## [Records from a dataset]
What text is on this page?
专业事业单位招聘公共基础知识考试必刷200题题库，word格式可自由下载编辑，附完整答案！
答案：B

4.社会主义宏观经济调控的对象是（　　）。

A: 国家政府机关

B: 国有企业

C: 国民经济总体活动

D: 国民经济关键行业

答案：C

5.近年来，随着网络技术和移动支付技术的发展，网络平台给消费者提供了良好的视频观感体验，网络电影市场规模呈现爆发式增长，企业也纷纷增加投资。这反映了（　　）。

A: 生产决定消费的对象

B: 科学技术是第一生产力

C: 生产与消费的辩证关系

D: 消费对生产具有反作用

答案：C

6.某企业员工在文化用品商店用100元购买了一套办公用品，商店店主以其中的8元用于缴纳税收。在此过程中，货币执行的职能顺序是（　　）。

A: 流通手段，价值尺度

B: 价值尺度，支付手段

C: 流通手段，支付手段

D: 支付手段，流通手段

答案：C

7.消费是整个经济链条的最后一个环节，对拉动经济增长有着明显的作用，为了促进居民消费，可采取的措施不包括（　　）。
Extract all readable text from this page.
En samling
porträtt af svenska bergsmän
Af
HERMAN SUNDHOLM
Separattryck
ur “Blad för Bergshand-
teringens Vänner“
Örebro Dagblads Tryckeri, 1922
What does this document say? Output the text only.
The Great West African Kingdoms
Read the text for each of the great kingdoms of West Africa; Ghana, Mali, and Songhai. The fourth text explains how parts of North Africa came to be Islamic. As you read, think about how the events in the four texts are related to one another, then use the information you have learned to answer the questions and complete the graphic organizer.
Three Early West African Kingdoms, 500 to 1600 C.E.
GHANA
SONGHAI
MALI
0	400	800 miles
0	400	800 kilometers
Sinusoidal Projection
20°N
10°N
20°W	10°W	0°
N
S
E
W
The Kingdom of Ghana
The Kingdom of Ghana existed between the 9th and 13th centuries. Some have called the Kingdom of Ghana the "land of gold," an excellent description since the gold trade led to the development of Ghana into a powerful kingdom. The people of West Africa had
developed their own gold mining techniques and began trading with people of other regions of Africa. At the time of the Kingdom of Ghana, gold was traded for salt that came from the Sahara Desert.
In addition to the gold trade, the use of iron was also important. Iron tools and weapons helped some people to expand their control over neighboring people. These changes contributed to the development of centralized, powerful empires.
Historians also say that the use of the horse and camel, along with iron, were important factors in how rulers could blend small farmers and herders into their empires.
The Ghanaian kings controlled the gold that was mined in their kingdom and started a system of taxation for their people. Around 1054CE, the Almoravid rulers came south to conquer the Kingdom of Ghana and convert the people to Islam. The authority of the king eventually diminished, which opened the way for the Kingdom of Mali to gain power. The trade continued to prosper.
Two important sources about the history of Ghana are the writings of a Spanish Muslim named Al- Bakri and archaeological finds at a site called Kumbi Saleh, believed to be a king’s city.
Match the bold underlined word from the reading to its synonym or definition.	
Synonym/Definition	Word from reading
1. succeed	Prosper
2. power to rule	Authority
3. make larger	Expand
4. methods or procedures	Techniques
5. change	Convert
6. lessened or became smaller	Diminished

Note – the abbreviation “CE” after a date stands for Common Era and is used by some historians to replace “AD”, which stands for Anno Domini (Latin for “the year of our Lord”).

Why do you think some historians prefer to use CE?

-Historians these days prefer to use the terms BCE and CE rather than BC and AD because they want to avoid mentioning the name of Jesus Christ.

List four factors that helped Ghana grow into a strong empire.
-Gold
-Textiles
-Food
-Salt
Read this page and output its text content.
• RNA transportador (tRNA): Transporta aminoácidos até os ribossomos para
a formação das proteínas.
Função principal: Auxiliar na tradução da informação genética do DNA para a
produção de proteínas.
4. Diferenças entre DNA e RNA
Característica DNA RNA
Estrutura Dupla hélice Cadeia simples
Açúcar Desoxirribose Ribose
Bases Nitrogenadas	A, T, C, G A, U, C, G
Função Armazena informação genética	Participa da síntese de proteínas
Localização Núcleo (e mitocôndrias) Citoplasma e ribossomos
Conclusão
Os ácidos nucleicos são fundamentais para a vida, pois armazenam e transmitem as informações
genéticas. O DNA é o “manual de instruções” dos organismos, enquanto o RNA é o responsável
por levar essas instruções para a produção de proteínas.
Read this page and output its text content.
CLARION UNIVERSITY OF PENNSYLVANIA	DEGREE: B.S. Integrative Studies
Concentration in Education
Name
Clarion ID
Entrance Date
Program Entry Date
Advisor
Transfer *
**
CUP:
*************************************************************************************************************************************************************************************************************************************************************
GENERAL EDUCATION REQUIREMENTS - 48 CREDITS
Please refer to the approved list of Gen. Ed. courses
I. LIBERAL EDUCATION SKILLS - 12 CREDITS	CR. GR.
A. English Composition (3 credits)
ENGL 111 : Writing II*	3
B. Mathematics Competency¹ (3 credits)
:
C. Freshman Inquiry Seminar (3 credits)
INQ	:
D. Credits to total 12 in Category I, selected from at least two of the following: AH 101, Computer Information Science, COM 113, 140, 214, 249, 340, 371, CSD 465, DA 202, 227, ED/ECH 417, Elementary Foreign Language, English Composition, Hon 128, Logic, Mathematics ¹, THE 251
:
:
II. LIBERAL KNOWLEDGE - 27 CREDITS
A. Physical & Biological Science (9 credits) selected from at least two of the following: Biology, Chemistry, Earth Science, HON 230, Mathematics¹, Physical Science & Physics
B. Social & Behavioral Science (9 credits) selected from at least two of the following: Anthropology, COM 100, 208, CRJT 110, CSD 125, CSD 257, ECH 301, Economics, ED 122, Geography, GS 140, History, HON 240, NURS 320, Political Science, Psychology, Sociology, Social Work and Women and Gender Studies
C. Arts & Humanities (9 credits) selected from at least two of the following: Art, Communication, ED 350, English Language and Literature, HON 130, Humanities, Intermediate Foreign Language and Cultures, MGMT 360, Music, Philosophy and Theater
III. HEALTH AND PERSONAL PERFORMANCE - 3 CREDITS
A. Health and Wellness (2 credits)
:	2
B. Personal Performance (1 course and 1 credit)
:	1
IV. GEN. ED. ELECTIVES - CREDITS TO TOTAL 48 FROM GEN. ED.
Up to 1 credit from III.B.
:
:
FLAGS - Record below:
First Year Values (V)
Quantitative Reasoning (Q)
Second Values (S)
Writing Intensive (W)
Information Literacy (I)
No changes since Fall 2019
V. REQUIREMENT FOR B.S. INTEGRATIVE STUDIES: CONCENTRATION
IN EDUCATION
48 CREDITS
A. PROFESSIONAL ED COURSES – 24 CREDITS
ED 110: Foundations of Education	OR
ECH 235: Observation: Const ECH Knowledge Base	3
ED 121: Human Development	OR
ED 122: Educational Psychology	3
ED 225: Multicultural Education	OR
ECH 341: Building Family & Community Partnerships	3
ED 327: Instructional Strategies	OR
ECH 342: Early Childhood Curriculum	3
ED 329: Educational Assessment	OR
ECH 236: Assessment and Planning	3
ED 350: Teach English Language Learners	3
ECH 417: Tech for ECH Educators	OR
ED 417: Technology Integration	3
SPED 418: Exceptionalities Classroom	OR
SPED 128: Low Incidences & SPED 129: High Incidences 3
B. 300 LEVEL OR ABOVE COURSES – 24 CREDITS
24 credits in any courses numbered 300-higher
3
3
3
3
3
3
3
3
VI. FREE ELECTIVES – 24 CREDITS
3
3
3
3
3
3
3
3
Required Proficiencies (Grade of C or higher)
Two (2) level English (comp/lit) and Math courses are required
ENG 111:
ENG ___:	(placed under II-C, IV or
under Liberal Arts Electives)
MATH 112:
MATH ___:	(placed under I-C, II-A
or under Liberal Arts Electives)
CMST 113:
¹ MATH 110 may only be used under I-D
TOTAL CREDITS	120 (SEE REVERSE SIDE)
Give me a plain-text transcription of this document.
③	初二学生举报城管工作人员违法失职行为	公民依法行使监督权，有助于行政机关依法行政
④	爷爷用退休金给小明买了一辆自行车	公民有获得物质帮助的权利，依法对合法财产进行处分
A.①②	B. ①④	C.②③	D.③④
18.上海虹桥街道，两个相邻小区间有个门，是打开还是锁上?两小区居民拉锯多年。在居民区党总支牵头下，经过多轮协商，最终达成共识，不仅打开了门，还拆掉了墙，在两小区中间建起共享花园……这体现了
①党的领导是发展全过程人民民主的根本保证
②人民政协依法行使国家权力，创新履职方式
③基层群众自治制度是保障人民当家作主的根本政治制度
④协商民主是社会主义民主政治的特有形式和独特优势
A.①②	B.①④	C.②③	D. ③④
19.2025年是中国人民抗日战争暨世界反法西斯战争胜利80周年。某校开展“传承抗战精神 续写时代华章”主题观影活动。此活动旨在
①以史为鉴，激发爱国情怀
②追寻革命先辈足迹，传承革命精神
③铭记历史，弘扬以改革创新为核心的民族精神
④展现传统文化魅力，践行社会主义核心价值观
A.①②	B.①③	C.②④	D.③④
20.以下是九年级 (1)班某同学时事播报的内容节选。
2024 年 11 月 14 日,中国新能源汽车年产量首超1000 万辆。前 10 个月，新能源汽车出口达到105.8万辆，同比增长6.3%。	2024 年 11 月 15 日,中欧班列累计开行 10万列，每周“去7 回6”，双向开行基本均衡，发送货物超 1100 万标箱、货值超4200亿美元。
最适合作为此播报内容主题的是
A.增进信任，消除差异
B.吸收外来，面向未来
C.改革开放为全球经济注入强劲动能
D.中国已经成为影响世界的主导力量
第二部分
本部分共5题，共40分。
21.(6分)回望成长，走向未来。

## [Task objective]
Gather up the lines that contain the word "African".

## [Answer to the exercise]
The Great West African Kingdoms
Three Early West African Kingdoms, 500 to 1600 C.E.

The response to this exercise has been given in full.